Work to be completed: Return all lines where the word "zijn" can be found.

[Stored records]
--
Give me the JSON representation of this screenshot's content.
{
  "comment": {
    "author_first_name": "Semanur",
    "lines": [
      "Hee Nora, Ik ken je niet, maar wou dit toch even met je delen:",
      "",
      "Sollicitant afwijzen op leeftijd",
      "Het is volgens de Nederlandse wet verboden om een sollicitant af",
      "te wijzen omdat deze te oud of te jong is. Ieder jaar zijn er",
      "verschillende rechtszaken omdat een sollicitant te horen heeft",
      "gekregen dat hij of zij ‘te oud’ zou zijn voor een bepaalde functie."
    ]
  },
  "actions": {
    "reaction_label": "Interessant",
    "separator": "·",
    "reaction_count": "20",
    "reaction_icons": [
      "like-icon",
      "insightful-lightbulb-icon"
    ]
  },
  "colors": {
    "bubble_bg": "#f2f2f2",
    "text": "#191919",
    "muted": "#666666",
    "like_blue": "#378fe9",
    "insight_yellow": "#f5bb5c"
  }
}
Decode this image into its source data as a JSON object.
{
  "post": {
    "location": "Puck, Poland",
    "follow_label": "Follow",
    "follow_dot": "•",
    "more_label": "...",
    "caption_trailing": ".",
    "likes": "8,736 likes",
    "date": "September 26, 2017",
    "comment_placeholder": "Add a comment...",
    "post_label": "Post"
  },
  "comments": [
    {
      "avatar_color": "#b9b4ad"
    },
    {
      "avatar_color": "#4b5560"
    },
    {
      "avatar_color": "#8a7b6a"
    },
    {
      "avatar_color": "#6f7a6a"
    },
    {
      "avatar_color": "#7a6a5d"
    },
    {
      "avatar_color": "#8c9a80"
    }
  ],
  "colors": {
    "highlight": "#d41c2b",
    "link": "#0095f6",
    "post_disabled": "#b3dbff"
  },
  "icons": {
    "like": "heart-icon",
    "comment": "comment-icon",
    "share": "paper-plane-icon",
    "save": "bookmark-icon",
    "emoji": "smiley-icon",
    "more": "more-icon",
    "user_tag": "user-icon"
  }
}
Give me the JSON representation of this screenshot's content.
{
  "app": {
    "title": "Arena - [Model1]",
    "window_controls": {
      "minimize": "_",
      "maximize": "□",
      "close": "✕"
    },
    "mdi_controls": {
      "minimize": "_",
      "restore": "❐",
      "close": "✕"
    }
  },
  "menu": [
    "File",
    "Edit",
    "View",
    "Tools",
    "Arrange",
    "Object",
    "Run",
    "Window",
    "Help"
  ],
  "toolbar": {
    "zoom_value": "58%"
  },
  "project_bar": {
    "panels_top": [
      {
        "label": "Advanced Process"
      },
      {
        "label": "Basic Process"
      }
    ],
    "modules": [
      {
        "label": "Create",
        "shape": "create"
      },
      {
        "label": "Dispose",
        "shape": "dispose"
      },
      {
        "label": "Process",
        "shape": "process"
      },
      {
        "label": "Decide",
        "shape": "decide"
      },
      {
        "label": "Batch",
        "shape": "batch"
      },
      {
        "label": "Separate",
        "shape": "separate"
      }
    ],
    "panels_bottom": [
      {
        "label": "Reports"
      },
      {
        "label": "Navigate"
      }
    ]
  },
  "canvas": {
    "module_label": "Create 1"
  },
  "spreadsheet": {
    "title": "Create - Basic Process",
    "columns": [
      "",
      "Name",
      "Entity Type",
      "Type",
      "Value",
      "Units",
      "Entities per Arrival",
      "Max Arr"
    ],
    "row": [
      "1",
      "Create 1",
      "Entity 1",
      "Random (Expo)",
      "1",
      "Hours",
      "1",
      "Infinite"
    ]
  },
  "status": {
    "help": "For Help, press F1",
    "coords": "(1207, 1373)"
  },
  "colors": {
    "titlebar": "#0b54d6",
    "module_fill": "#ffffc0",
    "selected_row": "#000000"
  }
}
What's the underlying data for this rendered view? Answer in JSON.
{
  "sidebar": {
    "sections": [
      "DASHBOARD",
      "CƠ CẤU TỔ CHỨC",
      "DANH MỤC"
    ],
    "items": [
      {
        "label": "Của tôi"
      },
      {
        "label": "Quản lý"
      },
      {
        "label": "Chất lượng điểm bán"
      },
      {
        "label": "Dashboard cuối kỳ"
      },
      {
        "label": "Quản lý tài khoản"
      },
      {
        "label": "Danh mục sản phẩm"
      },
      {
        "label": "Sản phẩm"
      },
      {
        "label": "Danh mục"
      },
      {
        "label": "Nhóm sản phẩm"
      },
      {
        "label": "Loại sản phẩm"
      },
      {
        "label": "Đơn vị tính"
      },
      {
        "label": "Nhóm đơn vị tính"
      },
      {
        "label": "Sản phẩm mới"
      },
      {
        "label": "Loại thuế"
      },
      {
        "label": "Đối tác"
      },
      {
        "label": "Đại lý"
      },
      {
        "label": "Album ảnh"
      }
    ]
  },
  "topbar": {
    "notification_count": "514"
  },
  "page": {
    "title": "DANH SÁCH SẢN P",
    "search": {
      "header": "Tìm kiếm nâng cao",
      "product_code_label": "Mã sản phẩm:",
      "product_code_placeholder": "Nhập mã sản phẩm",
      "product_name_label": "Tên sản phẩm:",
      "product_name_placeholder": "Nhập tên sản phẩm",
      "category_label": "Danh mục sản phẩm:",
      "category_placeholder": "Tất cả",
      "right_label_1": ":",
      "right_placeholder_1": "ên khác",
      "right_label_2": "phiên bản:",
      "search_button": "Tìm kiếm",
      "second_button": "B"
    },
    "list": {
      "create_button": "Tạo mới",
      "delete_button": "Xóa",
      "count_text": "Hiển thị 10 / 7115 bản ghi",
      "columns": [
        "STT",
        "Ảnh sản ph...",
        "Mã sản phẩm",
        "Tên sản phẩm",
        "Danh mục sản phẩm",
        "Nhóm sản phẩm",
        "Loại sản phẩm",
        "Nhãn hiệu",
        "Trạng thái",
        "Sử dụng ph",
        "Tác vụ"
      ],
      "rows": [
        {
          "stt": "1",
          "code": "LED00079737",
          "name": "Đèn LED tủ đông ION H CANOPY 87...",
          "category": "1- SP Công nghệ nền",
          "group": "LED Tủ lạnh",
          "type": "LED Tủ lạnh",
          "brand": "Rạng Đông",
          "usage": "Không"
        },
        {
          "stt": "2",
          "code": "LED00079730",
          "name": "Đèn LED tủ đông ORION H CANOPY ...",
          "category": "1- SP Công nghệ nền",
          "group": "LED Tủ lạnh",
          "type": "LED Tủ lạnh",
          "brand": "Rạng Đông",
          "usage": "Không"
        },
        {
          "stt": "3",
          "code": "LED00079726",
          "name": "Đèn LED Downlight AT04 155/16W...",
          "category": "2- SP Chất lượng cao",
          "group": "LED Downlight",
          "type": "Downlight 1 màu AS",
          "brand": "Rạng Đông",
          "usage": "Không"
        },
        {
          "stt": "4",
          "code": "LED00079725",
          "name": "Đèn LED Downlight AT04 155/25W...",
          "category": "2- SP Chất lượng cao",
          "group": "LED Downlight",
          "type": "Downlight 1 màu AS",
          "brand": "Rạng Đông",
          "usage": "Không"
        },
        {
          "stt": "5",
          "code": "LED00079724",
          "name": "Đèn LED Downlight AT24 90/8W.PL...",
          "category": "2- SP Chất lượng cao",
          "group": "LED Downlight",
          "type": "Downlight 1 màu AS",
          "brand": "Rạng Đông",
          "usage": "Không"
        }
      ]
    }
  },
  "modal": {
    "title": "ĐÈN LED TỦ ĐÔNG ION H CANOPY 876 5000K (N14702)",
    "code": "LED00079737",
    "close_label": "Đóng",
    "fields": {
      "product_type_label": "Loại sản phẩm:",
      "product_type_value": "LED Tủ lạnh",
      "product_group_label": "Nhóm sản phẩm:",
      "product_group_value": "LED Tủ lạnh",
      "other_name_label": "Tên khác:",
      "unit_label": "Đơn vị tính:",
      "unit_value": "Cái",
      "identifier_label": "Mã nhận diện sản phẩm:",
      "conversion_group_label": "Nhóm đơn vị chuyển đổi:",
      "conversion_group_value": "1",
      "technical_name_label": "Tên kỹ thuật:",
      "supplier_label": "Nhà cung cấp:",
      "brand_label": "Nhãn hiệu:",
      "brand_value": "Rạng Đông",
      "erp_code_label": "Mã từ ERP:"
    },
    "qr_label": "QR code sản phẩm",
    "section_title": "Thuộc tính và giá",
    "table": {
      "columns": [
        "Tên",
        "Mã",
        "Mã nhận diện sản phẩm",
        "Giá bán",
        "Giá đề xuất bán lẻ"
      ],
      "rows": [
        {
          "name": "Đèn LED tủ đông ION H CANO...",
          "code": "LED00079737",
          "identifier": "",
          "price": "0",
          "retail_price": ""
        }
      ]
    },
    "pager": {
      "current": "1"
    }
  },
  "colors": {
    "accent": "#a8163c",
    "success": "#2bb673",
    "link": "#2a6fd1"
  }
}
--
Response to this exercise:
      "te wijzen omdat deze te oud of te jong is. Ieder jaar zijn er",
      "gekregen dat hij of zij ‘te oud’ zou zijn voor een bepaalde functie."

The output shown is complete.